** START Provided records **

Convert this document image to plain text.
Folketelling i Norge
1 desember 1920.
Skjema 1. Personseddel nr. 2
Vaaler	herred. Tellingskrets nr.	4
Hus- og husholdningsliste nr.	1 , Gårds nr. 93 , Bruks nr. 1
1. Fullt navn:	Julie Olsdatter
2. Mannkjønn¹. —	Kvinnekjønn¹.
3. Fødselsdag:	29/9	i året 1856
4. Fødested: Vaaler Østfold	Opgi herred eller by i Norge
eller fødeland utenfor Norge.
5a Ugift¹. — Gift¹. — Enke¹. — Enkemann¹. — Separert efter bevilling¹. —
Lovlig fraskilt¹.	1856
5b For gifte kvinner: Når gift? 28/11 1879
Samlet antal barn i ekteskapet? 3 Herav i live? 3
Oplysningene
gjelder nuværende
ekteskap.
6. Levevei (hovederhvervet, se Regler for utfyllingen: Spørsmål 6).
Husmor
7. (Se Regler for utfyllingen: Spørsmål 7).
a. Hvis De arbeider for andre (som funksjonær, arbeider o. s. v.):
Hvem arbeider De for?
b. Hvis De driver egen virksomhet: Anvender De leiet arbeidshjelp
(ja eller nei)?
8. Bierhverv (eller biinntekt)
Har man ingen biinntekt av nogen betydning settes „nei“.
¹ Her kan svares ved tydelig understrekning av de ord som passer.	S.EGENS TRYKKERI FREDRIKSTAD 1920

** END Provided records **

▸ Task instructions
Using the data above, output each line exactly.

▸ Response to this exercise
Convert this document image to plain text.
Folketelling i Norge
1 desember 1920.
Skjema 1. Personseddel nr. 2
Vaaler	herred. Tellingskrets nr.	4
Hus- og husholdningsliste nr.	1 , Gårds nr. 93 , Bruks nr. 1
1. Fullt navn:	Julie Olsdatter
2. Mannkjønn¹. —	Kvinnekjønn¹.
3. Fødselsdag:	29/9	i året 1856
4. Fødested: Vaaler Østfold	Opgi herred eller by i Norge
eller fødeland utenfor Norge.
5a Ugift¹. — Gift¹. — Enke¹. — Enkemann¹. — Separert efter bevilling¹. —
Lovlig fraskilt¹.	1856
5b For gifte kvinner: Når gift? 28/11 1879
Samlet antal barn i ekteskapet? 3 Herav i live? 3
Oplysningene
gjelder nuværende
ekteskap.
6. Levevei (hovederhvervet, se Regler for utfyllingen: Spørsmål 6).
Husmor
7. (Se Regler for utfyllingen: Spørsmål 7).
a. Hvis De arbeider for andre (som funksjonær, arbeider o. s. v.):
Hvem arbeider De for?
b. Hvis De driver egen virksomhet: Anvender De leiet arbeidshjelp
(ja eller nei)?
8. Bierhverv (eller biinntekt)
Har man ingen biinntekt av nogen betydning settes „nei“.
¹ Her kan svares ved tydelig understrekning av de ord som passer.	S.EGENS TRYKKERI FREDRIKSTAD 1920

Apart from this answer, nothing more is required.